━━━ Raw data ━━━

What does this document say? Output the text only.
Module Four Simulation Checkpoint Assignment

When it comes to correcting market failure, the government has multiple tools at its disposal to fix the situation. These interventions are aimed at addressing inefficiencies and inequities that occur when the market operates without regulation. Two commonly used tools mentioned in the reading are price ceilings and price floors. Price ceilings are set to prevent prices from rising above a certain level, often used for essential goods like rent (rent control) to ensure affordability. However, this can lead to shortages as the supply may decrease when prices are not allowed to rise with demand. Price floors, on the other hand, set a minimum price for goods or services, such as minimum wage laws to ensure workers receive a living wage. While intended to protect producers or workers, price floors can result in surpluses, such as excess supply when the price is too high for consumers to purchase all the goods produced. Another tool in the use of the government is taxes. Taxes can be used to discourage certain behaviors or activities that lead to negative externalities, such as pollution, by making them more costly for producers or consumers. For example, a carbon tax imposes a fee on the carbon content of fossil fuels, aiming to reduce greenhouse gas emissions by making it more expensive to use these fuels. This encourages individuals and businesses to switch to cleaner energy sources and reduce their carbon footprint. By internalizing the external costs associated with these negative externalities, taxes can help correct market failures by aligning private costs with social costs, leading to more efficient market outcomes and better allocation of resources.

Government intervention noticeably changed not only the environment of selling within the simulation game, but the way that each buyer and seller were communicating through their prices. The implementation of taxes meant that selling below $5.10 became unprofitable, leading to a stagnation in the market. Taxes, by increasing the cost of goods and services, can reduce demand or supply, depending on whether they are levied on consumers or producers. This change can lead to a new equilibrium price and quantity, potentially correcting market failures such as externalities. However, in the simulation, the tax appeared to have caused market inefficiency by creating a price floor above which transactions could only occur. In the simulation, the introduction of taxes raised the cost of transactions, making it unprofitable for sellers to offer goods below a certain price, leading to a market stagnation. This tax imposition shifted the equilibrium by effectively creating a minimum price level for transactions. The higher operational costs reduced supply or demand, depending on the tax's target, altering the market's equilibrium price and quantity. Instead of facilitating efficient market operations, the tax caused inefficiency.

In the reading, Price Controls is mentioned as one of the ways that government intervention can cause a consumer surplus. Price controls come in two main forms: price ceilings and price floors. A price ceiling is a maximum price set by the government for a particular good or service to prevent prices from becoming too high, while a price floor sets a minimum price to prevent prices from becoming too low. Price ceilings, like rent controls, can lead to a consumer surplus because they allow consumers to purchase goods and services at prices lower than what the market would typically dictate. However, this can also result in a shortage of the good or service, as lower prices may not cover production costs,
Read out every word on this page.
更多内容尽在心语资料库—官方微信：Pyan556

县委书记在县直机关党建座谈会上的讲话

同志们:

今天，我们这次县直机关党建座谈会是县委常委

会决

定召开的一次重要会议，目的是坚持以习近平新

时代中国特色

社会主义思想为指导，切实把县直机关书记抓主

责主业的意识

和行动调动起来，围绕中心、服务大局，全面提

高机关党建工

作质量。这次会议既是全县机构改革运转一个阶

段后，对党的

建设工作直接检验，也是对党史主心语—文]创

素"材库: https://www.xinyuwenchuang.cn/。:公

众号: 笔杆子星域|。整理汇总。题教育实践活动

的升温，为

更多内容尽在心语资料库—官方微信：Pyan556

━━━
━━━ Raw data ━━━

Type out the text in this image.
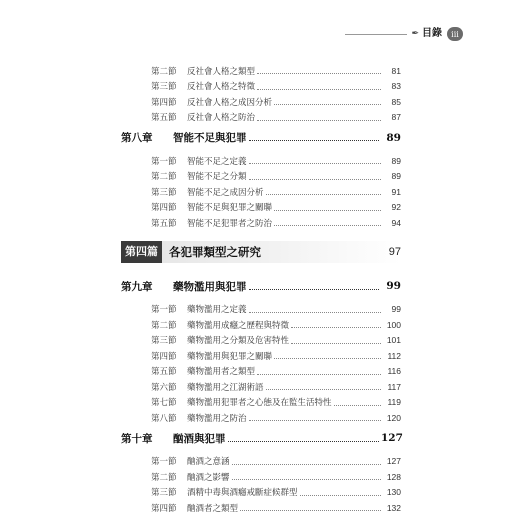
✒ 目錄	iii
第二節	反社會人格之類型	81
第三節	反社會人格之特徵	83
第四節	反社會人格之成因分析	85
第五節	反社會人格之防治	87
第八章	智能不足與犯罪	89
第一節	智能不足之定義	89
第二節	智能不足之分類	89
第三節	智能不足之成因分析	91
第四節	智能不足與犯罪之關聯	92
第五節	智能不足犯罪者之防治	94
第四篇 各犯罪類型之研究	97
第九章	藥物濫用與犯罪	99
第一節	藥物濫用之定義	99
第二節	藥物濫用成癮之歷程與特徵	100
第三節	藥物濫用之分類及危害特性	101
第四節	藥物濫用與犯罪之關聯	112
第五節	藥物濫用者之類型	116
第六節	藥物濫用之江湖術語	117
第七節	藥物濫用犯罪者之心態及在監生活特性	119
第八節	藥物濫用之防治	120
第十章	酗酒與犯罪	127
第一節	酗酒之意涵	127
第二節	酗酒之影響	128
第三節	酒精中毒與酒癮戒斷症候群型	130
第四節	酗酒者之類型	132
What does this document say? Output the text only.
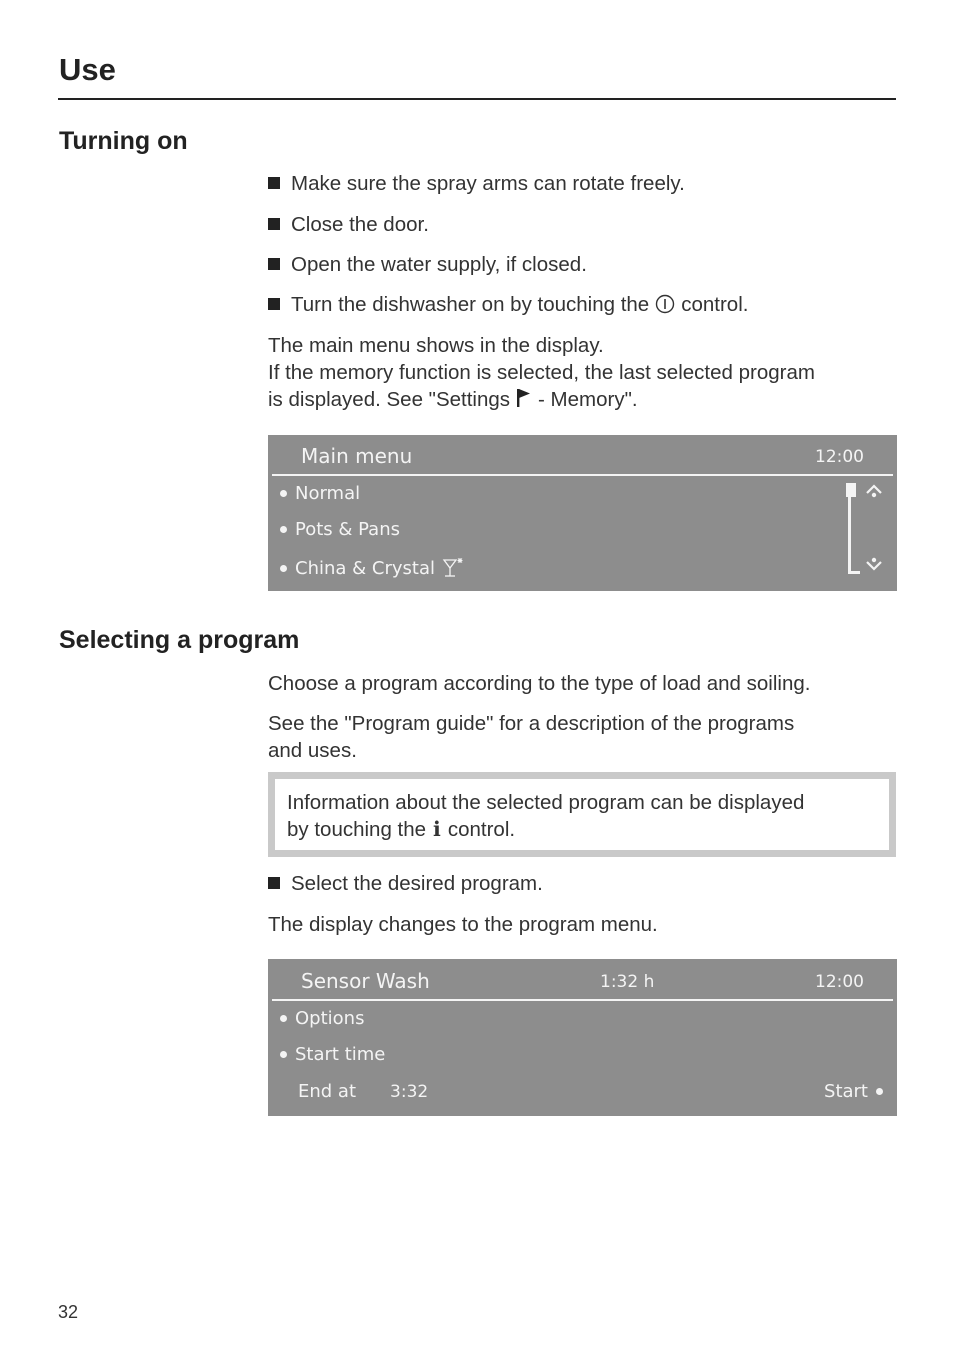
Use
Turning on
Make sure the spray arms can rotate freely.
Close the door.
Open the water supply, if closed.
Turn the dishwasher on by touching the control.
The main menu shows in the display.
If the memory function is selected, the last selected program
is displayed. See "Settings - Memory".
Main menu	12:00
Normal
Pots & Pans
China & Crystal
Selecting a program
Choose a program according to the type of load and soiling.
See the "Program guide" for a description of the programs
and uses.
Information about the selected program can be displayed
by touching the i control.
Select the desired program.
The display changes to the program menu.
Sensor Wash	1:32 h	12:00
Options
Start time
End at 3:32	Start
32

━━━
━━━ Raw data ━━━

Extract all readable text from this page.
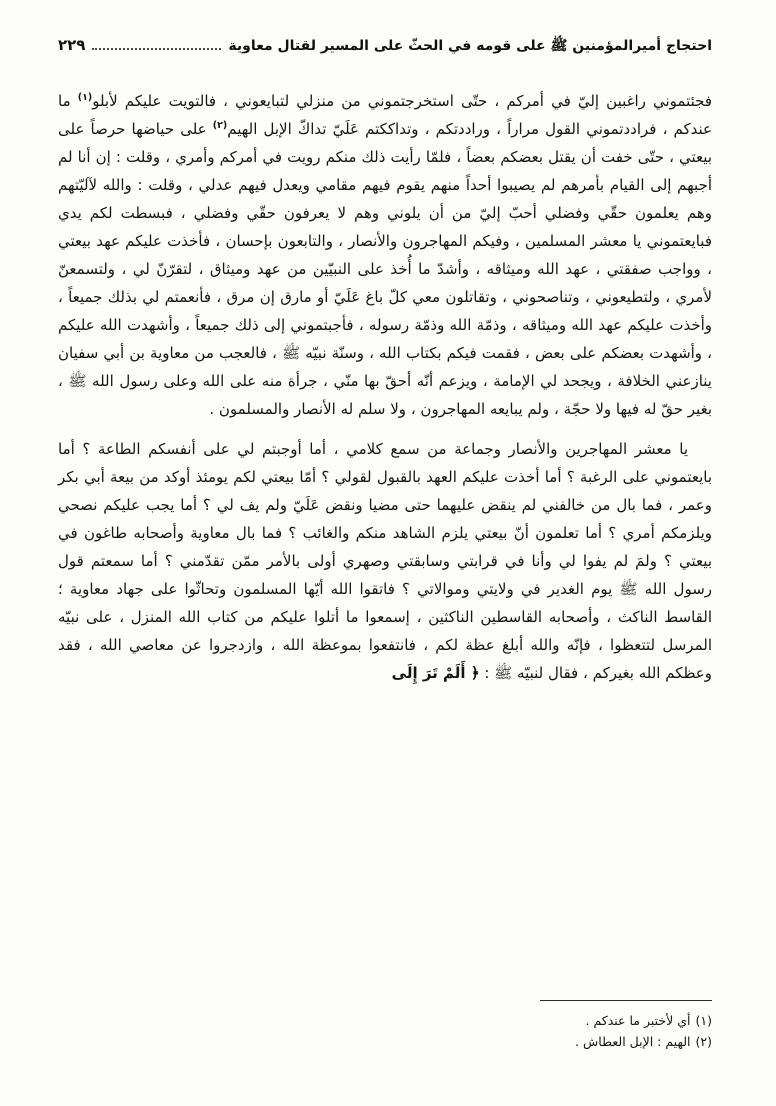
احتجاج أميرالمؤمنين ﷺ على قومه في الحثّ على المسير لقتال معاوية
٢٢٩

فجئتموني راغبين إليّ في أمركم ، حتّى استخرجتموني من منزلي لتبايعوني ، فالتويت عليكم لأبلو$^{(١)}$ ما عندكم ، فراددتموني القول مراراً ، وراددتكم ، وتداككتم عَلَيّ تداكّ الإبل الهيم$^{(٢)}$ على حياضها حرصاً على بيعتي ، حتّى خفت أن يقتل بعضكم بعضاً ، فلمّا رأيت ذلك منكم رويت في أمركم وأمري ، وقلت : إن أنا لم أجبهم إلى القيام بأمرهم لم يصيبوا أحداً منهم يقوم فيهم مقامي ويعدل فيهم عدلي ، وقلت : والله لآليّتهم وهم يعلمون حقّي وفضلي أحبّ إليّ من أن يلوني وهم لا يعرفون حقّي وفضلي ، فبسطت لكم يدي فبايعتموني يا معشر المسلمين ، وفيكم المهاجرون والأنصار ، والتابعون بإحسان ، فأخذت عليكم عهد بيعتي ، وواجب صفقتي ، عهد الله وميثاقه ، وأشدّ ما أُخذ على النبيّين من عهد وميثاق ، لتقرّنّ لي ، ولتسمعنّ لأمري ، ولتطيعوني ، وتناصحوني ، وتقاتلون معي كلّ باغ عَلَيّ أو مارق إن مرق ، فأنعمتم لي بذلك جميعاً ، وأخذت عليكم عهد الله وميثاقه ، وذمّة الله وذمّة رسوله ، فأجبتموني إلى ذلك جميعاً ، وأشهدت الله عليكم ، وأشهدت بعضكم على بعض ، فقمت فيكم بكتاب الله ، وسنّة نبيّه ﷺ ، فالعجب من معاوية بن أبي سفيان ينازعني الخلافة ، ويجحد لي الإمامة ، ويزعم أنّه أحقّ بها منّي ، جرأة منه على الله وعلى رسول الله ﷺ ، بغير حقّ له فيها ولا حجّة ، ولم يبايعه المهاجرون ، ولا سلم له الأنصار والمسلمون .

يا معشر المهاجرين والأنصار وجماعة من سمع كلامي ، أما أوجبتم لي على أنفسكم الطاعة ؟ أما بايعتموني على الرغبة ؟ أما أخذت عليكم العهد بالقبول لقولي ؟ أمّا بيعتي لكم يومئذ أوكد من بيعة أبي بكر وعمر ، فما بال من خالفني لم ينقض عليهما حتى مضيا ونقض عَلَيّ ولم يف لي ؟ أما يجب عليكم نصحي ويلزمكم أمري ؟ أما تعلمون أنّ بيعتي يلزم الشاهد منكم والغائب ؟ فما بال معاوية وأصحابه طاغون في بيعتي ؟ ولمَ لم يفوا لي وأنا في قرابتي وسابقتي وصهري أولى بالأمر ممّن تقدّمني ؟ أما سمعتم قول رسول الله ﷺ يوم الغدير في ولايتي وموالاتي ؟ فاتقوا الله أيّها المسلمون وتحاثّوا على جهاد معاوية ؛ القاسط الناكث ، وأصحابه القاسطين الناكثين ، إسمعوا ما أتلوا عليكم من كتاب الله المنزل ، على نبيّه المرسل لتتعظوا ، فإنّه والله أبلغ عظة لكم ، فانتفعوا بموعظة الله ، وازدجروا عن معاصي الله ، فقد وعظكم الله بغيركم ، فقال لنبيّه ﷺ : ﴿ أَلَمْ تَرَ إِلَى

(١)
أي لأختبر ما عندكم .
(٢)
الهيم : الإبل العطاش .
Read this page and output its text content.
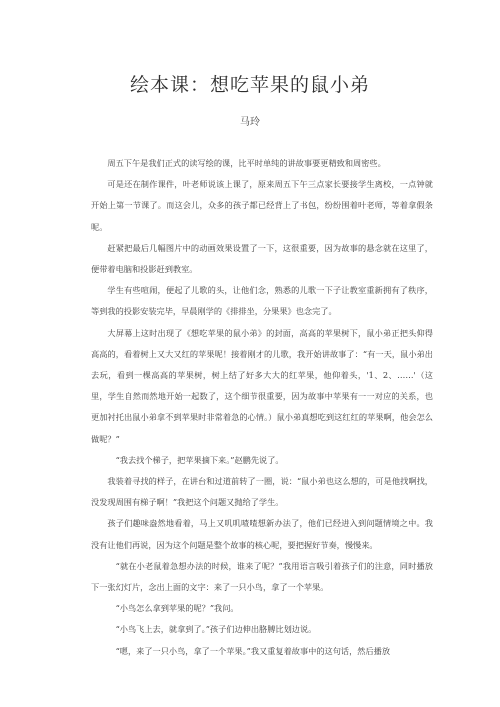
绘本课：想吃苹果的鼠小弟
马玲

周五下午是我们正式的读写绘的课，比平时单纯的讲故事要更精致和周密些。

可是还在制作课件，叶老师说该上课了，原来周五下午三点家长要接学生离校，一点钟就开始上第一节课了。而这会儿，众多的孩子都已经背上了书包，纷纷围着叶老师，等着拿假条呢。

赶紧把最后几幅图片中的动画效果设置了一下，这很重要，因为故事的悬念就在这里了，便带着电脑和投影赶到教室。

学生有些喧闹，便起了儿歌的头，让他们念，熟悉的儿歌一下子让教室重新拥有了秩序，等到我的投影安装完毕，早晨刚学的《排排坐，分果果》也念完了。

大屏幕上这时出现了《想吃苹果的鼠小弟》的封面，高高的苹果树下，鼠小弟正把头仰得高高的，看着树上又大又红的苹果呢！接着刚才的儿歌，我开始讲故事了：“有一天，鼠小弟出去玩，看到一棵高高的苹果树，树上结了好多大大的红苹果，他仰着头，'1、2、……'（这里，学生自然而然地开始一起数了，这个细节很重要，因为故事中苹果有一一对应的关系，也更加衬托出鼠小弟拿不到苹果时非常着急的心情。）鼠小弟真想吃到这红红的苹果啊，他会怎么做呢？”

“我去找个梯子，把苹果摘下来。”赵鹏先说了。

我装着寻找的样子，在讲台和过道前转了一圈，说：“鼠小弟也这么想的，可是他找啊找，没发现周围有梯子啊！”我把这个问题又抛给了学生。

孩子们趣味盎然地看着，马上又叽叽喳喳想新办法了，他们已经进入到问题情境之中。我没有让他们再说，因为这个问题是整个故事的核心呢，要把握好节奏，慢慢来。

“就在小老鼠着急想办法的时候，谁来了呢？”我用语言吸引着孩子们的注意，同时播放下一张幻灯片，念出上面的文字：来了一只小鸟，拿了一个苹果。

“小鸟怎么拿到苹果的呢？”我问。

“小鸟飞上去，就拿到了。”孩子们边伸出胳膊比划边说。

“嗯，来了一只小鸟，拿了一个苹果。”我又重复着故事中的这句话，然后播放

━━━

Set exercise: Return from the data every line that holds "想吃苹果的鼠小弟".

Written reply:
绘本课：想吃苹果的鼠小弟
大屏幕上这时出现了《想吃苹果的鼠小弟》的封面，高高的苹果树下，鼠小弟正把头仰得高高的，看着树上又大又红的苹果呢！接着刚才的儿歌，我开始讲故事了：“有一天，鼠小弟出去玩，看到一棵高高的苹果树，树上结了好多大大的红苹果，他仰着头，'1、2、……'（这里，学生自然而然地开始一起数了，这个细节很重要，因为故事中苹果有一一对应的关系，也更加衬托出鼠小弟拿不到苹果时非常着急的心情。）鼠小弟真想吃到这红红的苹果啊，他会怎么做呢？”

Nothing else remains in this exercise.